What is expected:
Starting at the first row and continuing through the line containing "prefix-sentence — [80, 312, 415, 331]", write those lines out again with "answer-box" changed to "tick-box" and everything else left the same.

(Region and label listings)
##############################
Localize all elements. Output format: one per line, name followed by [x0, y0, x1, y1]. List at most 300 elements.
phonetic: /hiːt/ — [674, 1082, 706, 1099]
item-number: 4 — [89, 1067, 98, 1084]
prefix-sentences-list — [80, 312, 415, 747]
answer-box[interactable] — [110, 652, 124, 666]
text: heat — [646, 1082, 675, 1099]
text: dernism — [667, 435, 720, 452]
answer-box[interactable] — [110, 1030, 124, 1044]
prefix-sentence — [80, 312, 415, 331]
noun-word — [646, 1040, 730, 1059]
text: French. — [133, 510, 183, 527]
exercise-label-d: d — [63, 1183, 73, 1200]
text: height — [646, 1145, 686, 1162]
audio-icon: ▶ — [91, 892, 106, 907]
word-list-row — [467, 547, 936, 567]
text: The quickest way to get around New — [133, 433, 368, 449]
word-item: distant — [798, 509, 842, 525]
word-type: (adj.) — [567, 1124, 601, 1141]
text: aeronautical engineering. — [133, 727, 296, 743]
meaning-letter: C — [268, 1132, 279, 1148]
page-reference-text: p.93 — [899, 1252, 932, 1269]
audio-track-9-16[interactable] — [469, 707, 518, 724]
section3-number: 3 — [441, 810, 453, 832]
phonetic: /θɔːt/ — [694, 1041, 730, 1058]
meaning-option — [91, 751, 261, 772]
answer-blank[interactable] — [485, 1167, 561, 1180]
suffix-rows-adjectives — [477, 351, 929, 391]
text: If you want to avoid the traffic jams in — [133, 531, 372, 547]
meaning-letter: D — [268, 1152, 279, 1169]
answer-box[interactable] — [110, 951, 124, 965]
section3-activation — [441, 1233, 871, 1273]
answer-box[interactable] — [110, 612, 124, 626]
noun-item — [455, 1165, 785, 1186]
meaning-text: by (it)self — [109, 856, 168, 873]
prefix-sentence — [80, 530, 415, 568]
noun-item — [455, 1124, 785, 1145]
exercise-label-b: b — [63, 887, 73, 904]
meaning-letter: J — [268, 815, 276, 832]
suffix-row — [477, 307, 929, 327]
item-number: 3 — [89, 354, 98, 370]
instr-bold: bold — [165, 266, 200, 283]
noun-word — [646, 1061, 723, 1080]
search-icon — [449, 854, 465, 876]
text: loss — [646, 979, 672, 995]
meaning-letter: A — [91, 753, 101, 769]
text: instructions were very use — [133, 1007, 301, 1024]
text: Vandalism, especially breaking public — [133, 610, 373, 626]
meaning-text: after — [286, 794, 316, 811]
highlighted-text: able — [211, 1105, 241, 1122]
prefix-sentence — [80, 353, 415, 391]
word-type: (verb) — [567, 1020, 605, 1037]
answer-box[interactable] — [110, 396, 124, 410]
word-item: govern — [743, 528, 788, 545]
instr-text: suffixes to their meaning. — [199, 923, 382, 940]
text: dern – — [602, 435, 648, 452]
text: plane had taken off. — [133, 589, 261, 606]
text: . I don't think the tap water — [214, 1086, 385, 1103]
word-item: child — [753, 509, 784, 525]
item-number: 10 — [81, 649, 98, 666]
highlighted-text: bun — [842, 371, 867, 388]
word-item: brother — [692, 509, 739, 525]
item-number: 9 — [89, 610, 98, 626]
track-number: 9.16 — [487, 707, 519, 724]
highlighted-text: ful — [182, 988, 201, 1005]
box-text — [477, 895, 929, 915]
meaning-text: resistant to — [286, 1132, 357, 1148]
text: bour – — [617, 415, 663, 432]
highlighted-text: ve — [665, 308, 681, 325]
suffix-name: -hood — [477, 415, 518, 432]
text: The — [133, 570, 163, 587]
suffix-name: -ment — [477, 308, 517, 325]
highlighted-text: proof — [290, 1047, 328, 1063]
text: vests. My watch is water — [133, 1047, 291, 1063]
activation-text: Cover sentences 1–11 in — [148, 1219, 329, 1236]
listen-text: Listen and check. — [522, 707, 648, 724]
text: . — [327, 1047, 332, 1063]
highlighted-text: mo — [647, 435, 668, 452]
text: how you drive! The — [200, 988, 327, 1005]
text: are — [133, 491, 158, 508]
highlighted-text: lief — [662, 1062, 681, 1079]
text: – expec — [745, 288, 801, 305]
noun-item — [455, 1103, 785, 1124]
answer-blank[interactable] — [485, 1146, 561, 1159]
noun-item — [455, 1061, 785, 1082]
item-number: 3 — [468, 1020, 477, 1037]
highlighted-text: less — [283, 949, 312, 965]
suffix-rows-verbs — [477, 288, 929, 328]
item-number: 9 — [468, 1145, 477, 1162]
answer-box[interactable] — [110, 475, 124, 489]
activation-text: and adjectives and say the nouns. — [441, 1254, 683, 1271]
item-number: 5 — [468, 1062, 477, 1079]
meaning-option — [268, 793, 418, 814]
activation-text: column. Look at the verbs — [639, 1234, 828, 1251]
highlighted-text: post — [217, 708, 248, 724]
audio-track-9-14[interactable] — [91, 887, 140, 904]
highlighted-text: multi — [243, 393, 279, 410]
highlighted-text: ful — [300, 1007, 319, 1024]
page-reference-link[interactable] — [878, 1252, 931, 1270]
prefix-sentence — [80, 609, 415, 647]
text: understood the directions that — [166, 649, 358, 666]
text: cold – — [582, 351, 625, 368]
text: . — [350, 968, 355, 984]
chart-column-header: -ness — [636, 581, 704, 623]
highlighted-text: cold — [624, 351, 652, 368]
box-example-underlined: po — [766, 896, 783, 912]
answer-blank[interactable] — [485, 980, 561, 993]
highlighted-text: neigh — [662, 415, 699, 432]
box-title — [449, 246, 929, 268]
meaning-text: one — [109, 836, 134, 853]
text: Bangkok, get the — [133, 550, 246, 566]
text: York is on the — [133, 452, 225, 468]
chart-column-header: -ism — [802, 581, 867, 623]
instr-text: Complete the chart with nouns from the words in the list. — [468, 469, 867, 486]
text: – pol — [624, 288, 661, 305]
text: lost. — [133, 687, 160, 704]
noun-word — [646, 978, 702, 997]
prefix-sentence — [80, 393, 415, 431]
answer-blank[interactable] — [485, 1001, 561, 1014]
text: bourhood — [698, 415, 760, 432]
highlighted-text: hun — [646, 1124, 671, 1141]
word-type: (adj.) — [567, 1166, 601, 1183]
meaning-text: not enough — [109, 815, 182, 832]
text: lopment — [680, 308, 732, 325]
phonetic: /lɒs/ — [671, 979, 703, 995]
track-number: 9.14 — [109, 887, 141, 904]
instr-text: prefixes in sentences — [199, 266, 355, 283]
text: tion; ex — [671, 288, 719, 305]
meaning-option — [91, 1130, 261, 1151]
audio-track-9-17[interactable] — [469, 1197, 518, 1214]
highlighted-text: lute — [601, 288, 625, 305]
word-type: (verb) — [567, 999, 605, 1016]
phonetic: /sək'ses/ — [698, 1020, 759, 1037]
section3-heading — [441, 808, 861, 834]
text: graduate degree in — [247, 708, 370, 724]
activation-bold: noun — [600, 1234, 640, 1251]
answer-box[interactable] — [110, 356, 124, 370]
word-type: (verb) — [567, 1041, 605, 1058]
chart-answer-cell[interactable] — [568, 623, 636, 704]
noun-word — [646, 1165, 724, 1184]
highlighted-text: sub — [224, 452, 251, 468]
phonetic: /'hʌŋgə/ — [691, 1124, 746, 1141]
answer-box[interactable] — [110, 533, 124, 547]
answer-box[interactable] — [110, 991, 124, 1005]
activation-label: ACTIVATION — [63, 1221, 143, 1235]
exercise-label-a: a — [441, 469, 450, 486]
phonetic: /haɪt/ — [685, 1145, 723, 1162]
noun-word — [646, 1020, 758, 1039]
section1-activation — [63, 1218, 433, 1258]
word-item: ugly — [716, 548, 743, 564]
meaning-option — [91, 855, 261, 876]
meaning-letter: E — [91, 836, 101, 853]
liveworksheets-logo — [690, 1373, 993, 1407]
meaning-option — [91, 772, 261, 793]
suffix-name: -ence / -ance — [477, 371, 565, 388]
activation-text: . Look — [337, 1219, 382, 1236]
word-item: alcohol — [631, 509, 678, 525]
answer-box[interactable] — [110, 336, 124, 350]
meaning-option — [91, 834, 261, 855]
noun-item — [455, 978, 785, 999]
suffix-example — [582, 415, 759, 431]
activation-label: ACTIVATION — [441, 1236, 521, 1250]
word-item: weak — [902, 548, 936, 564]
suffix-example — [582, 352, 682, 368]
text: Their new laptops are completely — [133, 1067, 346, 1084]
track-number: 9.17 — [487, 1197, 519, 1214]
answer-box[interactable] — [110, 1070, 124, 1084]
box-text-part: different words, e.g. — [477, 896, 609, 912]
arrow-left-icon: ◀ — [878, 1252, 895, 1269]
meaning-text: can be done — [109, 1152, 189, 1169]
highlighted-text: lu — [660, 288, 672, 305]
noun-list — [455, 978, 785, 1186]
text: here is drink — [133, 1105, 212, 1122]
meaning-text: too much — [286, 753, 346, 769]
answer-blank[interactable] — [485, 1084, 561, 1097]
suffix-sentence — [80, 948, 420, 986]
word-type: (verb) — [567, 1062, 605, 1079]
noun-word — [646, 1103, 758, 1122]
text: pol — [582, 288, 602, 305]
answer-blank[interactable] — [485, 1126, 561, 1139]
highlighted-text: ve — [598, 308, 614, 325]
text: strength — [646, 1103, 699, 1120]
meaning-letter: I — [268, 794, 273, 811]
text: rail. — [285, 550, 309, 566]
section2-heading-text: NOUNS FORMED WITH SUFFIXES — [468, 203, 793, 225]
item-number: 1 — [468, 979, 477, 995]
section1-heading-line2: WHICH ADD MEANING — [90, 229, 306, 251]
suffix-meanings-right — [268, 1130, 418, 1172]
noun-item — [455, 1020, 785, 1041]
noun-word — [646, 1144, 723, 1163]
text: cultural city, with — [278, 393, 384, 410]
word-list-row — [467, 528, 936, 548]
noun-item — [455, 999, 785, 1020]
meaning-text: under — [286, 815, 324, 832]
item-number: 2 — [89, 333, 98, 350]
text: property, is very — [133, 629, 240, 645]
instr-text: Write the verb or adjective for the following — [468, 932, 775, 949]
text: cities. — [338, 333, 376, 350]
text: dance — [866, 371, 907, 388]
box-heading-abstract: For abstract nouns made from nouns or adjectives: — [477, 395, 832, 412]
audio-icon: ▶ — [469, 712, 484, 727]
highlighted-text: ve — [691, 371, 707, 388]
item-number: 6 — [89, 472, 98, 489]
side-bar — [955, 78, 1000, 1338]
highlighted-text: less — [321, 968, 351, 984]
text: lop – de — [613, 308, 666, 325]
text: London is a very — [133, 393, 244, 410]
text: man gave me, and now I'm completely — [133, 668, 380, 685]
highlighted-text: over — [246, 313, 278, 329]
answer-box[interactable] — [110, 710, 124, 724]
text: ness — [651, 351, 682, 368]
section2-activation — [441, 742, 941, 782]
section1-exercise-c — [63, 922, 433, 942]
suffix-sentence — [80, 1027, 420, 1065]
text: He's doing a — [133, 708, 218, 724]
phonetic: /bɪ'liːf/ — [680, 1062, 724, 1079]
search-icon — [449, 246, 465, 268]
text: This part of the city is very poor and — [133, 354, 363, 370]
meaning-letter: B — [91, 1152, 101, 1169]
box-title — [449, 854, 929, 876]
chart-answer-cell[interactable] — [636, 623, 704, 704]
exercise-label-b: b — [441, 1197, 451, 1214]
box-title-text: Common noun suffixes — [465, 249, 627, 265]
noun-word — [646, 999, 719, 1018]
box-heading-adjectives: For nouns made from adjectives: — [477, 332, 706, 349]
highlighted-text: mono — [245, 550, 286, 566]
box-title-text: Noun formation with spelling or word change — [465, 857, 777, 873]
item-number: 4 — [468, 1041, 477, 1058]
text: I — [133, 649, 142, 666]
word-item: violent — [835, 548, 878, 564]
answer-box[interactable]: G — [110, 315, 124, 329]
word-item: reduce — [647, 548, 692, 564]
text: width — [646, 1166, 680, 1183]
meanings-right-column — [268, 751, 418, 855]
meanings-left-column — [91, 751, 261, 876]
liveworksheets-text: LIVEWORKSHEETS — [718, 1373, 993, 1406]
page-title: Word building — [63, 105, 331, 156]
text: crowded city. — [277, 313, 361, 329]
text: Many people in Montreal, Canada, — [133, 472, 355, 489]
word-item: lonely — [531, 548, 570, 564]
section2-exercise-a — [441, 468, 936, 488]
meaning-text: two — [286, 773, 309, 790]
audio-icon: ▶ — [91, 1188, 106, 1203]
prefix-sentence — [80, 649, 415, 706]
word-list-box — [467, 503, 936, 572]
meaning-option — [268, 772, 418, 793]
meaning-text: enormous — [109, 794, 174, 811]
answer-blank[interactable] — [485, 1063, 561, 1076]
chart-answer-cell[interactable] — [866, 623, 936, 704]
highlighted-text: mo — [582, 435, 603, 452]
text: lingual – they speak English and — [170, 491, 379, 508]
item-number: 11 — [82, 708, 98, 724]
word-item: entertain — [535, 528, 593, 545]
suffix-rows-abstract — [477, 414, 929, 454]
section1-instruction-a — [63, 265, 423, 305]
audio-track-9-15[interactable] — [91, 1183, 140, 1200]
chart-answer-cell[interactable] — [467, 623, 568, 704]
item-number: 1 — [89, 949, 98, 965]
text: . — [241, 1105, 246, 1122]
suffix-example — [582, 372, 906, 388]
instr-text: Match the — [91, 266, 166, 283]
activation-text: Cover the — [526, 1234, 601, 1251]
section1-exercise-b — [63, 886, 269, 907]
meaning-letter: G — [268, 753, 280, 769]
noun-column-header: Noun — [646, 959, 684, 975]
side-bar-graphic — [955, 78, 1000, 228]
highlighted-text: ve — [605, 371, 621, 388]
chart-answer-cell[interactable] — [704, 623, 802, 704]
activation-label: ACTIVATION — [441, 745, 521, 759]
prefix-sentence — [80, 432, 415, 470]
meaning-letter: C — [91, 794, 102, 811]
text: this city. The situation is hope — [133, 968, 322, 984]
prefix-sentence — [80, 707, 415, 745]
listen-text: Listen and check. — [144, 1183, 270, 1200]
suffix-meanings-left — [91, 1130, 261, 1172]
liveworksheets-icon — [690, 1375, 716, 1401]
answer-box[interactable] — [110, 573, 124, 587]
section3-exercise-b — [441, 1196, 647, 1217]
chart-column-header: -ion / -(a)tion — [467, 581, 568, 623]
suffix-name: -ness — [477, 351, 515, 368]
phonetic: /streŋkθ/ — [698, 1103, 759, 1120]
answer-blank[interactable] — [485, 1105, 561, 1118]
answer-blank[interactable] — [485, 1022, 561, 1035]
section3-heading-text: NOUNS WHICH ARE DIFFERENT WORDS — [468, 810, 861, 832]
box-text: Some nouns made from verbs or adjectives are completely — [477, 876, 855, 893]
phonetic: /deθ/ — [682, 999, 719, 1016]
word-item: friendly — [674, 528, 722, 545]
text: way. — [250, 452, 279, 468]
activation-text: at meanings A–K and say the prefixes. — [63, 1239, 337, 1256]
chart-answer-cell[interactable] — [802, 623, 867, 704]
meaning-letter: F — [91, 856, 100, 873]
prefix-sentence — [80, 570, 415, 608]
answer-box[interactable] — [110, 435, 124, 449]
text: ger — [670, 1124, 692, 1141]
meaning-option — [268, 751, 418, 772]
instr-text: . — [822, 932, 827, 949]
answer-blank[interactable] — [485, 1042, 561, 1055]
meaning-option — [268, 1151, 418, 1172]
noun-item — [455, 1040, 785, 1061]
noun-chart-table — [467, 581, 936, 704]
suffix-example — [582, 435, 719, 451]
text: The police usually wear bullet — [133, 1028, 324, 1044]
##############################
Answer to this task:
Localize all elements. Output format: one per line, name followed by [x0, y0, x1, y1]. List at most 300 elements.
phonetic: /hiːt/ — [674, 1082, 706, 1099]
item-number: 4 — [89, 1067, 98, 1084]
prefix-sentences-list — [80, 312, 415, 747]
tick-box[interactable] — [110, 652, 124, 666]
text: heat — [646, 1082, 675, 1099]
text: dernism — [667, 435, 720, 452]
tick-box[interactable] — [110, 1030, 124, 1044]
prefix-sentence — [80, 312, 415, 331]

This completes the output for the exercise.